- _WHAT NEEDS TO BE DONE_
Skip every image and restate the data word for word.

>> Begin MATERIAL FOR THIS EXERCISE

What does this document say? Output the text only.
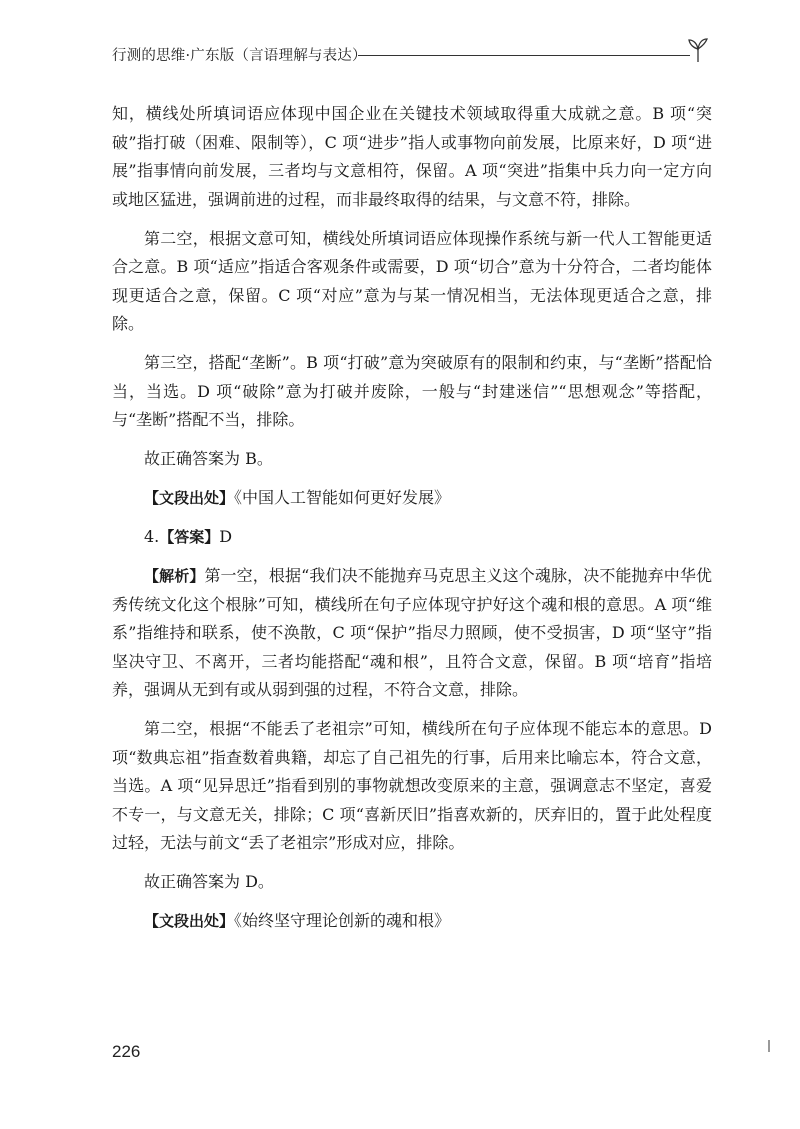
行测的思维·广东版（言语理解与表达）

知，横线处所填词语应体现中国企业在关键技术领域取得重大成就之意。B 项“突破”指打破（困难、限制等），C 项“进步”指人或事物向前发展，比原来好，D 项“进展”指事情向前发展，三者均与文意相符，保留。A 项“突进”指集中兵力向一定方向或地区猛进，强调前进的过程，而非最终取得的结果，与文意不符，排除。

第二空，根据文意可知，横线处所填词语应体现操作系统与新一代人工智能更适合之意。B 项“适应”指适合客观条件或需要，D 项“切合”意为十分符合，二者均能体现更适合之意，保留。C 项“对应”意为与某一情况相当，无法体现更适合之意，排除。

第三空，搭配“垄断”。B 项“打破”意为突破原有的限制和约束，与“垄断”搭配恰当，当选。D 项“破除”意为打破并废除，一般与“封建迷信”“思想观念”等搭配，与“垄断”搭配不当，排除。

故正确答案为 B。

【文段出处】《中国人工智能如何更好发展》

4.【答案】D

【解析】第一空，根据“我们决不能抛弃马克思主义这个魂脉，决不能抛弃中华优秀传统文化这个根脉”可知，横线所在句子应体现守护好这个魂和根的意思。A 项“维系”指维持和联系，使不涣散，C 项“保护”指尽力照顾，使不受损害，D 项“坚守”指坚决守卫、不离开，三者均能搭配“魂和根”，且符合文意，保留。B 项“培育”指培养，强调从无到有或从弱到强的过程，不符合文意，排除。

第二空，根据“不能丢了老祖宗”可知，横线所在句子应体现不能忘本的意思。D 项“数典忘祖”指查数着典籍，却忘了自己祖先的行事，后用来比喻忘本，符合文意，当选。A 项“见异思迁”指看到别的事物就想改变原来的主意，强调意志不坚定，喜爱不专一，与文意无关，排除；C 项“喜新厌旧”指喜欢新的，厌弃旧的，置于此处程度过轻，无法与前文“丢了老祖宗”形成对应，排除。

故正确答案为 D。

【文段出处】《始终坚守理论创新的魂和根》

226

>> End MATERIAL FOR THIS EXERCISE

- _RESULT_
What does this document say? Output the text only.
行测的思维·广东版（言语理解与表达）

知，横线处所填词语应体现中国企业在关键技术领域取得重大成就之意。B 项“突破”指打破（困难、限制等），C 项“进步”指人或事物向前发展，比原来好，D 项“进展”指事情向前发展，三者均与文意相符，保留。A 项“突进”指集中兵力向一定方向或地区猛进，强调前进的过程，而非最终取得的结果，与文意不符，排除。

第二空，根据文意可知，横线处所填词语应体现操作系统与新一代人工智能更适合之意。B 项“适应”指适合客观条件或需要，D 项“切合”意为十分符合，二者均能体现更适合之意，保留。C 项“对应”意为与某一情况相当，无法体现更适合之意，排除。

第三空，搭配“垄断”。B 项“打破”意为突破原有的限制和约束，与“垄断”搭配恰当，当选。D 项“破除”意为打破并废除，一般与“封建迷信”“思想观念”等搭配，与“垄断”搭配不当，排除。

故正确答案为 B。

【文段出处】《中国人工智能如何更好发展》

4.【答案】D

【解析】第一空，根据“我们决不能抛弃马克思主义这个魂脉，决不能抛弃中华优秀传统文化这个根脉”可知，横线所在句子应体现守护好这个魂和根的意思。A 项“维系”指维持和联系，使不涣散，C 项“保护”指尽力照顾，使不受损害，D 项“坚守”指坚决守卫、不离开，三者均能搭配“魂和根”，且符合文意，保留。B 项“培育”指培养，强调从无到有或从弱到强的过程，不符合文意，排除。

第二空，根据“不能丢了老祖宗”可知，横线所在句子应体现不能忘本的意思。D 项“数典忘祖”指查数着典籍，却忘了自己祖先的行事，后用来比喻忘本，符合文意，当选。A 项“见异思迁”指看到别的事物就想改变原来的主意，强调意志不坚定，喜爱不专一，与文意无关，排除；C 项“喜新厌旧”指喜欢新的，厌弃旧的，置于此处程度过轻，无法与前文“丢了老祖宗”形成对应，排除。

故正确答案为 D。

【文段出处】《始终坚守理论创新的魂和根》

226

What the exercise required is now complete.